Stored records:
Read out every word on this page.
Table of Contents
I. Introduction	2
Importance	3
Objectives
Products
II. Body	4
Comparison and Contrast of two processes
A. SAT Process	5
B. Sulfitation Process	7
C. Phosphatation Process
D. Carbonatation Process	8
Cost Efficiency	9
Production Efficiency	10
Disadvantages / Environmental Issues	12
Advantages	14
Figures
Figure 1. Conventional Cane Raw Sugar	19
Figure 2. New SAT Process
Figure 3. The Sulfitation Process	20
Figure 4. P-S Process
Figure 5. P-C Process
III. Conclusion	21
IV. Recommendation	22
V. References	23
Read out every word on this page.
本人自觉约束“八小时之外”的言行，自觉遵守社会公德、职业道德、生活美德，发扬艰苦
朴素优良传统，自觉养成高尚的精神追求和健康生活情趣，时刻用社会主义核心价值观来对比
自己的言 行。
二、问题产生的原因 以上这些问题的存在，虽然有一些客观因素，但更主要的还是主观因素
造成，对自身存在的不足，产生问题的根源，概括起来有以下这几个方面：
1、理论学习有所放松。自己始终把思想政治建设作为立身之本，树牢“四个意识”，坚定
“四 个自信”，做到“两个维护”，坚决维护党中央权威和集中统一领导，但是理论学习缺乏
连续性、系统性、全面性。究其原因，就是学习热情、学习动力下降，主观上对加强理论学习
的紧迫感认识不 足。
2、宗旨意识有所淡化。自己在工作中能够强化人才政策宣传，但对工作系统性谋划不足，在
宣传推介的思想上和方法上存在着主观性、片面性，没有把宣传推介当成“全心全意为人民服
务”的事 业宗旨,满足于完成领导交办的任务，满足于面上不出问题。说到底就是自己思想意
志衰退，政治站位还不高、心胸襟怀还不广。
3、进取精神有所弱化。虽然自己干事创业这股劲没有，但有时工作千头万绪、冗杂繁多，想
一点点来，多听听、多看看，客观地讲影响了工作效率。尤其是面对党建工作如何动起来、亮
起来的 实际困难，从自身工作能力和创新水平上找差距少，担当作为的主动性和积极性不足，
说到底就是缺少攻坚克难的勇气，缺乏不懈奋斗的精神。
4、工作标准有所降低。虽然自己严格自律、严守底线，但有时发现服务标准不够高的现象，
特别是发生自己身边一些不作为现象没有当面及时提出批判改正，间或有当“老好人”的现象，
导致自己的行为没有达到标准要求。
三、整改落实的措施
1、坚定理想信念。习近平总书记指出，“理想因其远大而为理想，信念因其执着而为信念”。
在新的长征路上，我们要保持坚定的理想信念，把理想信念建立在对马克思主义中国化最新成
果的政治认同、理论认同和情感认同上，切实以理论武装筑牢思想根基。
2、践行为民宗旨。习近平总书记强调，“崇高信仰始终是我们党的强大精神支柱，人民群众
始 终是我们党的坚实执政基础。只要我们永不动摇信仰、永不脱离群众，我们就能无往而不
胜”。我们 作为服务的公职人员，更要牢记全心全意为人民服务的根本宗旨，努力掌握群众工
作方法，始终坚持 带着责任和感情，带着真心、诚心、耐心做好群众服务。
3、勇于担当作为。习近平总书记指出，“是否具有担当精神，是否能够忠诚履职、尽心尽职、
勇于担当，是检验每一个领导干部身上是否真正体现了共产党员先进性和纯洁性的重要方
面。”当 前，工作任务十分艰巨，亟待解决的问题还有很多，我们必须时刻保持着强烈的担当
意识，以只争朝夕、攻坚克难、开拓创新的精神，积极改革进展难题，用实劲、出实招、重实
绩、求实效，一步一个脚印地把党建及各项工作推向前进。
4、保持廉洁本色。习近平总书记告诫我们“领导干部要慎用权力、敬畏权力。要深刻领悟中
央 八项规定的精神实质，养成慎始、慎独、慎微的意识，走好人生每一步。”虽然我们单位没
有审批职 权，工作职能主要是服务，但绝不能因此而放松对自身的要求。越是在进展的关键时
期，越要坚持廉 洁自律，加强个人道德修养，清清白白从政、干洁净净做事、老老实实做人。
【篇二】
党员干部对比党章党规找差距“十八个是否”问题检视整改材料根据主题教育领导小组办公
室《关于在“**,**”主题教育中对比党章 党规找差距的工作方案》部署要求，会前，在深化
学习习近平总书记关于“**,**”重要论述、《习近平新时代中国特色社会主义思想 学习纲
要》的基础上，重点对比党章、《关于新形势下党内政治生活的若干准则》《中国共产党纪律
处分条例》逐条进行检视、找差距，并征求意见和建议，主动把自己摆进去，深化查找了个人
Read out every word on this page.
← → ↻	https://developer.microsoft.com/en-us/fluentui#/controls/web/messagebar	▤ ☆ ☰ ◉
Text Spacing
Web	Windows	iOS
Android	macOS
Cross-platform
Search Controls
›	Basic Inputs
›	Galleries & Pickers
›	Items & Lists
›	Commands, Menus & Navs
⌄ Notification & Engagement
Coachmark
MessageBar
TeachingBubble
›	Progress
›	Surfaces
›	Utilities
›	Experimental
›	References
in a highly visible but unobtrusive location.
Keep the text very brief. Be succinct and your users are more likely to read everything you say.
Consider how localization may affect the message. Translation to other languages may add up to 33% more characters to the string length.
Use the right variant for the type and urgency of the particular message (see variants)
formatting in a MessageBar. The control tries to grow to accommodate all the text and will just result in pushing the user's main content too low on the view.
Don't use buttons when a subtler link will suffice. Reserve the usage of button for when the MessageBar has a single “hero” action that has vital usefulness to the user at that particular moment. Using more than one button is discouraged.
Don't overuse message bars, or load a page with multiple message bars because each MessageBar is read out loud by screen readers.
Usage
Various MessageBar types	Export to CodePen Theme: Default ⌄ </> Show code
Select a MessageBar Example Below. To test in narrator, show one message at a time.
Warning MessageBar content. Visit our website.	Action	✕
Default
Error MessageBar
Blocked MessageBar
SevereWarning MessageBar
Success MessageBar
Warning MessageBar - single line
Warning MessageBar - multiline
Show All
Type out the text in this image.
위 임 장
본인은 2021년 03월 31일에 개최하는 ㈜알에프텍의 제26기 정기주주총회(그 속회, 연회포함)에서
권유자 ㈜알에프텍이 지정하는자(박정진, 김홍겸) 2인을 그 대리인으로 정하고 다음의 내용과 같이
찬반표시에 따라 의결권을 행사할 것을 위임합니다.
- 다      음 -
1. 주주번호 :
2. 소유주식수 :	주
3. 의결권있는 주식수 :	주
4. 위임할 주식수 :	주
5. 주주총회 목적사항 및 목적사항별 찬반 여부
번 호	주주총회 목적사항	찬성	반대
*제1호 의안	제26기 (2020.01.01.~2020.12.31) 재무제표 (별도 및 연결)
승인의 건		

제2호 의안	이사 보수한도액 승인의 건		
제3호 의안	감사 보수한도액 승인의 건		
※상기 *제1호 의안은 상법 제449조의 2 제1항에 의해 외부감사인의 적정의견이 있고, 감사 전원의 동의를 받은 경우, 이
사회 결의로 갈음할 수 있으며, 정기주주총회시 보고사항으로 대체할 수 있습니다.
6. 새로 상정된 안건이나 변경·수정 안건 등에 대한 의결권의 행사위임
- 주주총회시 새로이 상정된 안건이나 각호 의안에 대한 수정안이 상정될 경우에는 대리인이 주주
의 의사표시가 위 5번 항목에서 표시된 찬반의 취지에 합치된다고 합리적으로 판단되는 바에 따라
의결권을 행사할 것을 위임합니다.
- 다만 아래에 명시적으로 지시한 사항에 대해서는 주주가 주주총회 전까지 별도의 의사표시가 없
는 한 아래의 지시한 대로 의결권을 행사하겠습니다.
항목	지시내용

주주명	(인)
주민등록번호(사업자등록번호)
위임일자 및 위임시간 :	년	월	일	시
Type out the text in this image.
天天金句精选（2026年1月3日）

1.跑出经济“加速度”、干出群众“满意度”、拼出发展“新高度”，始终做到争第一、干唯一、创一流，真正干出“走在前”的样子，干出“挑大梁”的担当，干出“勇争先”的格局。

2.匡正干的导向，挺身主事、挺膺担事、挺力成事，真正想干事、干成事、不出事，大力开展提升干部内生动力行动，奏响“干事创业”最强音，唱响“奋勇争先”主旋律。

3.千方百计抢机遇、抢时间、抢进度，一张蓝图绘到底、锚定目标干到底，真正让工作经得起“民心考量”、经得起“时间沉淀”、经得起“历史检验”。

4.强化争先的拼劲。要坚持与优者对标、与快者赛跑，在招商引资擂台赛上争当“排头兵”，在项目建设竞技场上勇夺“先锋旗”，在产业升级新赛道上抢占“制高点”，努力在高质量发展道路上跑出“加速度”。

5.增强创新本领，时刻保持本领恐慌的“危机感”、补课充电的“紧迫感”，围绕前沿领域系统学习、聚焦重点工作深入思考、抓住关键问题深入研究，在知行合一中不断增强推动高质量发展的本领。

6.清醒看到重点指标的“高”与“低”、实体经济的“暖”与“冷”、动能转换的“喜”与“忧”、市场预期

Problem details:
Provide only the count of lines in the data above that include the string "보수한도액".

Reply:
2